RECORDS FOR THIS TASK:

****

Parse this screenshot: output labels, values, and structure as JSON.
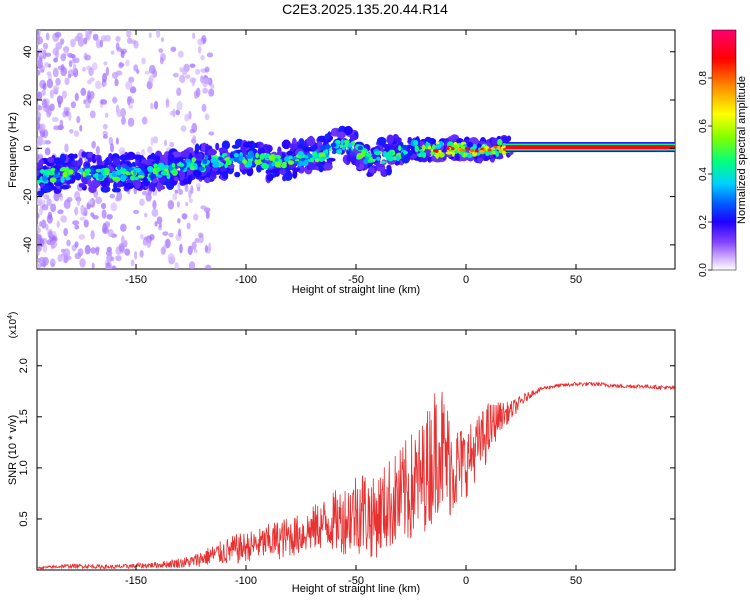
{
  "title": "C2E3.2025.135.20.44.R14",
  "chart_data": [
    {
      "type": "heatmap",
      "xlabel": "Height of straight line (km)",
      "ylabel": "Frequency (Hz)",
      "xlim": [
        -195,
        95
      ],
      "ylim": [
        -50,
        49
      ],
      "xticks": [
        -150,
        -100,
        -50,
        0,
        50
      ],
      "yticks": [
        -40,
        -20,
        0,
        20,
        40
      ],
      "colorbar": {
        "label": "Normalized spectral amplitude",
        "range": [
          0,
          1
        ],
        "ticks": [
          "0.0",
          "0.2",
          "0.4",
          "0.6",
          "0.8"
        ],
        "colors": [
          "#ffffff",
          "#c080ff",
          "#6000ff",
          "#0000ff",
          "#00c0ff",
          "#00ff80",
          "#a0ff00",
          "#ffff00",
          "#ff8000",
          "#ff0000",
          "#ff0080"
        ]
      },
      "trace": {
        "x": [
          -195,
          -185,
          -175,
          -165,
          -155,
          -145,
          -135,
          -125,
          -115,
          -105,
          -95,
          -85,
          -75,
          -65,
          -55,
          -45,
          -35,
          -25,
          -15,
          -5,
          5,
          15,
          25,
          50,
          95
        ],
        "y": [
          -12,
          -11,
          -9,
          -11,
          -10,
          -10,
          -9,
          -7,
          -6,
          -4,
          -5,
          -6,
          -4,
          -2,
          2,
          -4,
          -3,
          0,
          -1,
          0,
          -1,
          0,
          0.5,
          0.5,
          0.5
        ]
      }
    },
    {
      "type": "line",
      "xlabel": "Height of straight line (km)",
      "ylabel": "SNR (10 * v/v)",
      "y_multiplier": "(x10",
      "y_exponent": "4",
      "xlim": [
        -195,
        95
      ],
      "ylim": [
        0,
        2.35
      ],
      "xticks": [
        -150,
        -100,
        -50,
        0,
        50
      ],
      "yticks": [
        0.5,
        1.0,
        1.5,
        2.0
      ],
      "ytick_labels": [
        "0.5",
        "1.0",
        "1.5",
        "2.0"
      ],
      "series": [
        {
          "color": "#e83030",
          "x": [
            -195,
            -180,
            -160,
            -140,
            -125,
            -115,
            -105,
            -95,
            -85,
            -75,
            -65,
            -55,
            -48,
            -42,
            -35,
            -30,
            -25,
            -20,
            -15,
            -12,
            -10,
            -5,
            0,
            5,
            10,
            15,
            20,
            25,
            30,
            35,
            40,
            50,
            60,
            70,
            80,
            95
          ],
          "y": [
            0.02,
            0.04,
            0.03,
            0.05,
            0.08,
            0.15,
            0.2,
            0.25,
            0.3,
            0.35,
            0.45,
            0.5,
            0.6,
            0.5,
            0.65,
            0.7,
            0.8,
            0.9,
            1.1,
            1.3,
            1.1,
            1.0,
            1.05,
            1.2,
            1.35,
            1.5,
            1.55,
            1.65,
            1.73,
            1.78,
            1.8,
            1.82,
            1.82,
            1.8,
            1.8,
            1.78
          ],
          "noise": [
            0.01,
            0.02,
            0.02,
            0.03,
            0.06,
            0.1,
            0.15,
            0.15,
            0.2,
            0.2,
            0.25,
            0.35,
            0.45,
            0.4,
            0.45,
            0.5,
            0.55,
            0.55,
            0.65,
            0.7,
            0.65,
            0.45,
            0.35,
            0.3,
            0.3,
            0.15,
            0.1,
            0.06,
            0.03,
            0.02,
            0.02,
            0.02,
            0.02,
            0.02,
            0.02,
            0.02
          ]
        }
      ]
    }
  ]
}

****

Return each line of the data, keeping its wording exact and omitting pictures.

Parse this screenshot: output labels, values, and structure as JSON.
{
  "title": "C2E3.2025.135.20.44.R14",
  "chart_data": [
    {
      "type": "heatmap",
      "xlabel": "Height of straight line (km)",
      "ylabel": "Frequency (Hz)",
      "xlim": [
        -195,
        95
      ],
      "ylim": [
        -50,
        49
      ],
      "xticks": [
        -150,
        -100,
        -50,
        0,
        50
      ],
      "yticks": [
        -40,
        -20,
        0,
        20,
        40
      ],
      "colorbar": {
        "label": "Normalized spectral amplitude",
        "range": [
          0,
          1
        ],
        "ticks": [
          "0.0",
          "0.2",
          "0.4",
          "0.6",
          "0.8"
        ],
        "colors": [
          "#ffffff",
          "#c080ff",
          "#6000ff",
          "#0000ff",
          "#00c0ff",
          "#00ff80",
          "#a0ff00",
          "#ffff00",
          "#ff8000",
          "#ff0000",
          "#ff0080"
        ]
      },
      "trace": {
        "x": [
          -195,
          -185,
          -175,
          -165,
          -155,
          -145,
          -135,
          -125,
          -115,
          -105,
          -95,
          -85,
          -75,
          -65,
          -55,
          -45,
          -35,
          -25,
          -15,
          -5,
          5,
          15,
          25,
          50,
          95
        ],
        "y": [
          -12,
          -11,
          -9,
          -11,
          -10,
          -10,
          -9,
          -7,
          -6,
          -4,
          -5,
          -6,
          -4,
          -2,
          2,
          -4,
          -3,
          0,
          -1,
          0,
          -1,
          0,
          0.5,
          0.5,
          0.5
        ]
      }
    },
    {
      "type": "line",
      "xlabel": "Height of straight line (km)",
      "ylabel": "SNR (10 * v/v)",
      "y_multiplier": "(x10",
      "y_exponent": "4",
      "xlim": [
        -195,
        95
      ],
      "ylim": [
        0,
        2.35
      ],
      "xticks": [
        -150,
        -100,
        -50,
        0,
        50
      ],
      "yticks": [
        0.5,
        1.0,
        1.5,
        2.0
      ],
      "ytick_labels": [
        "0.5",
        "1.0",
        "1.5",
        "2.0"
      ],
      "series": [
        {
          "color": "#e83030",
          "x": [
            -195,
            -180,
            -160,
            -140,
            -125,
            -115,
            -105,
            -95,
            -85,
            -75,
            -65,
            -55,
            -48,
            -42,
            -35,
            -30,
            -25,
            -20,
            -15,
            -12,
            -10,
            -5,
            0,
            5,
            10,
            15,
            20,
            25,
            30,
            35,
            40,
            50,
            60,
            70,
            80,
            95
          ],
          "y": [
            0.02,
            0.04,
            0.03,
            0.05,
            0.08,
            0.15,
            0.2,
            0.25,
            0.3,
            0.35,
            0.45,
            0.5,
            0.6,
            0.5,
            0.65,
            0.7,
            0.8,
            0.9,
            1.1,
            1.3,
            1.1,
            1.0,
            1.05,
            1.2,
            1.35,
            1.5,
            1.55,
            1.65,
            1.73,
            1.78,
            1.8,
            1.82,
            1.82,
            1.8,
            1.8,
            1.78
          ],
          "noise": [
            0.01,
            0.02,
            0.02,
            0.03,
            0.06,
            0.1,
            0.15,
            0.15,
            0.2,
            0.2,
            0.25,
            0.35,
            0.45,
            0.4,
            0.45,
            0.5,
            0.55,
            0.55,
            0.65,
            0.7,
            0.65,
            0.45,
            0.35,
            0.3,
            0.3,
            0.15,
            0.1,
            0.06,
            0.03,
            0.02,
            0.02,
            0.02,
            0.02,
            0.02,
            0.02,
            0.02
          ]
        }
      ]
    }
  ]
}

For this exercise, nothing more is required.